Exercise materials

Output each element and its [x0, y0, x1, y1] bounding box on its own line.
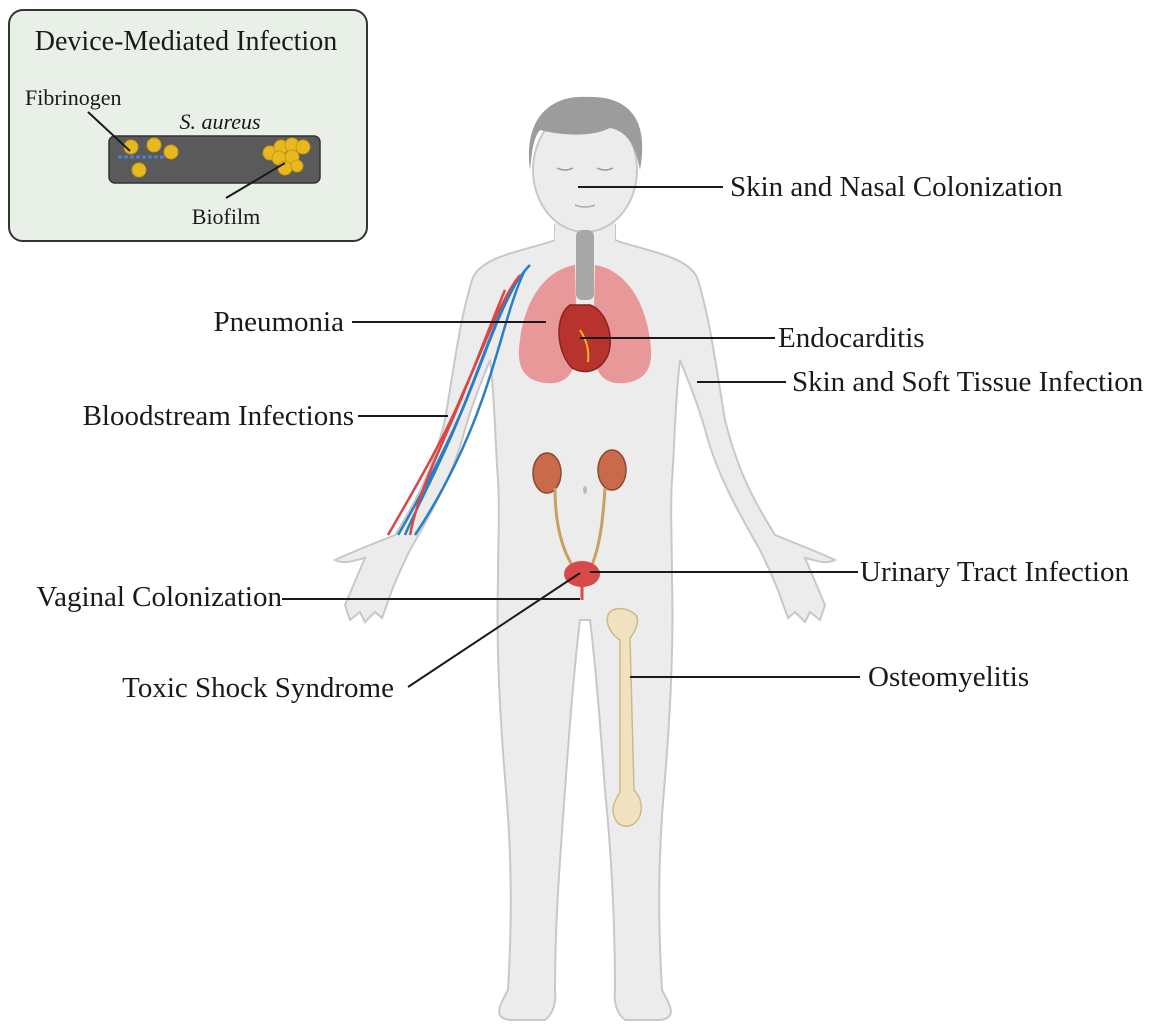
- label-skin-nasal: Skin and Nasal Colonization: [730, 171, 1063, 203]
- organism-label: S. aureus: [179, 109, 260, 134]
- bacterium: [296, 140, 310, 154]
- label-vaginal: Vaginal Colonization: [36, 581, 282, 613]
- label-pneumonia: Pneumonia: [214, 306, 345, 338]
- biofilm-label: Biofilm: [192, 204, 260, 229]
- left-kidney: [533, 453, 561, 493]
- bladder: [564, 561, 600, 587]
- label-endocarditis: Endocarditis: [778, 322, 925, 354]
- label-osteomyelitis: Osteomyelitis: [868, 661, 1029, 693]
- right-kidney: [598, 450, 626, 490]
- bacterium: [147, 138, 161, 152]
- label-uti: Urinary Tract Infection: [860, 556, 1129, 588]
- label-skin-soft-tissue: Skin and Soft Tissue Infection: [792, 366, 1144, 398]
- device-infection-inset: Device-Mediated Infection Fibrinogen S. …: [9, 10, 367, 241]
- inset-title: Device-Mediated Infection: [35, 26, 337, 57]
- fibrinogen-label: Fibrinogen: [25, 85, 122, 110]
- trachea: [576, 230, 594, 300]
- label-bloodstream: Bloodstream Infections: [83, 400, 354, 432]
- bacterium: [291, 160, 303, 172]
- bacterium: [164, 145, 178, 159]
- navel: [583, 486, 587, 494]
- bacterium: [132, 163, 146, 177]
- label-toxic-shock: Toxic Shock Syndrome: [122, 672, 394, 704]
---
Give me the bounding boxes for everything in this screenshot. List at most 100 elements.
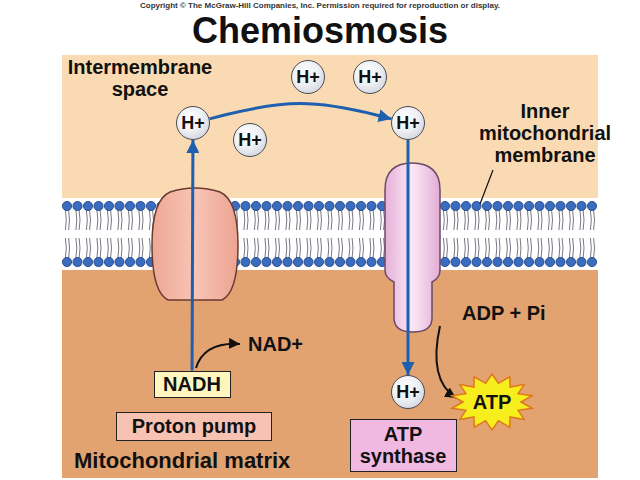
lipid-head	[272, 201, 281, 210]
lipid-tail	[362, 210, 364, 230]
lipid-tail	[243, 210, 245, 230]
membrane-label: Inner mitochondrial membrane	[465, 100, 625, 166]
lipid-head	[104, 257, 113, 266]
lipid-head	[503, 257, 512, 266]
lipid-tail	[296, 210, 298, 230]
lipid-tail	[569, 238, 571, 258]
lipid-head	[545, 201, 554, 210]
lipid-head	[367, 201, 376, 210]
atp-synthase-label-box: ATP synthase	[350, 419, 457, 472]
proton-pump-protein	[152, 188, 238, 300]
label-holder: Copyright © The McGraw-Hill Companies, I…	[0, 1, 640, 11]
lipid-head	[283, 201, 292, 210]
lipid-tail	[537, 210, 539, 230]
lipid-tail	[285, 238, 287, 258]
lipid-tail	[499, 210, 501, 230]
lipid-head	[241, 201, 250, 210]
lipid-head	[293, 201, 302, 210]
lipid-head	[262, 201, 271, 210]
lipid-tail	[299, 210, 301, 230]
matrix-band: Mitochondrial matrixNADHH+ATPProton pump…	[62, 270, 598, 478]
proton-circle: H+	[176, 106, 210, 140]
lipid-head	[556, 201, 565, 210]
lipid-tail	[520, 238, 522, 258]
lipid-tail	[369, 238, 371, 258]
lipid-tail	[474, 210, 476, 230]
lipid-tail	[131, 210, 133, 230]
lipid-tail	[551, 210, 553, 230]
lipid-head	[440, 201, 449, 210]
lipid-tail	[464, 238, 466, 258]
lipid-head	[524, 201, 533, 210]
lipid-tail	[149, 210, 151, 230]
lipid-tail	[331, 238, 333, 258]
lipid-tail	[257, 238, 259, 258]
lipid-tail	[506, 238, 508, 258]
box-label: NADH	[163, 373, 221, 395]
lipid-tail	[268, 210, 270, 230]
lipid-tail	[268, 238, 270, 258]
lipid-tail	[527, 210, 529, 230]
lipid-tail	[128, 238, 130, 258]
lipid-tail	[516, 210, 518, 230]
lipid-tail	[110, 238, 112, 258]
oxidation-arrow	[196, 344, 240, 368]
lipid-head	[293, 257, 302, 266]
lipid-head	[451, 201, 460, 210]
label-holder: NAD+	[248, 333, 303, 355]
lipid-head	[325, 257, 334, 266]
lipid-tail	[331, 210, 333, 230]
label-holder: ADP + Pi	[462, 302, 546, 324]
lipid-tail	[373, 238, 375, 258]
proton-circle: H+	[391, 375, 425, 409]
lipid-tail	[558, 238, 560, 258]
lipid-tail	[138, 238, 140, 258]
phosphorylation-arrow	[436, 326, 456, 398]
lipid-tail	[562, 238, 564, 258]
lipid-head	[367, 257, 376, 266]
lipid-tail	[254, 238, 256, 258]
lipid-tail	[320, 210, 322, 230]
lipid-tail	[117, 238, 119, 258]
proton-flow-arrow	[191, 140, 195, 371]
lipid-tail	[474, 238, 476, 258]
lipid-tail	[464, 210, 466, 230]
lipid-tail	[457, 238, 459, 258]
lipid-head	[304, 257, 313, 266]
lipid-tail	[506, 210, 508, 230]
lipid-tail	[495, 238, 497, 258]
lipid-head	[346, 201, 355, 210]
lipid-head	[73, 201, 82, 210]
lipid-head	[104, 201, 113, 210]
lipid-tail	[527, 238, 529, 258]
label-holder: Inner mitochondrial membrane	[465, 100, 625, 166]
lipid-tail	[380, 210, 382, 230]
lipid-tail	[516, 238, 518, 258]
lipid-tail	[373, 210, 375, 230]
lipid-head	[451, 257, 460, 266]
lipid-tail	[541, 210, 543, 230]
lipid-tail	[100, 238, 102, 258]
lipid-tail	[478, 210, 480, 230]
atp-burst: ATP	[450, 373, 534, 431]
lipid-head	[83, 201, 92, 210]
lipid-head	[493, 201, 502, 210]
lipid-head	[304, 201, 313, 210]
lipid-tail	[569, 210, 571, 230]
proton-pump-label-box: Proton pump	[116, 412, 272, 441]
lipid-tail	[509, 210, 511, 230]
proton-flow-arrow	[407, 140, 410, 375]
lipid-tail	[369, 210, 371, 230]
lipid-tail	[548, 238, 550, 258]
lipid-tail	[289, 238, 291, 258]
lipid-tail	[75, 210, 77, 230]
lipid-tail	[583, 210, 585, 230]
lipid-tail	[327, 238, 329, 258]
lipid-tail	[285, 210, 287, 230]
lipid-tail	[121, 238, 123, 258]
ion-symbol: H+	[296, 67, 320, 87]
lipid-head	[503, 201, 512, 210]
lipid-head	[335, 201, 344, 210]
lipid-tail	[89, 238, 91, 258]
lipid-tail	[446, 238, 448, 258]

To do
Whenever the word "Colonization" occurs in a line of the records, that line counts once; state the total alone.

Task response
2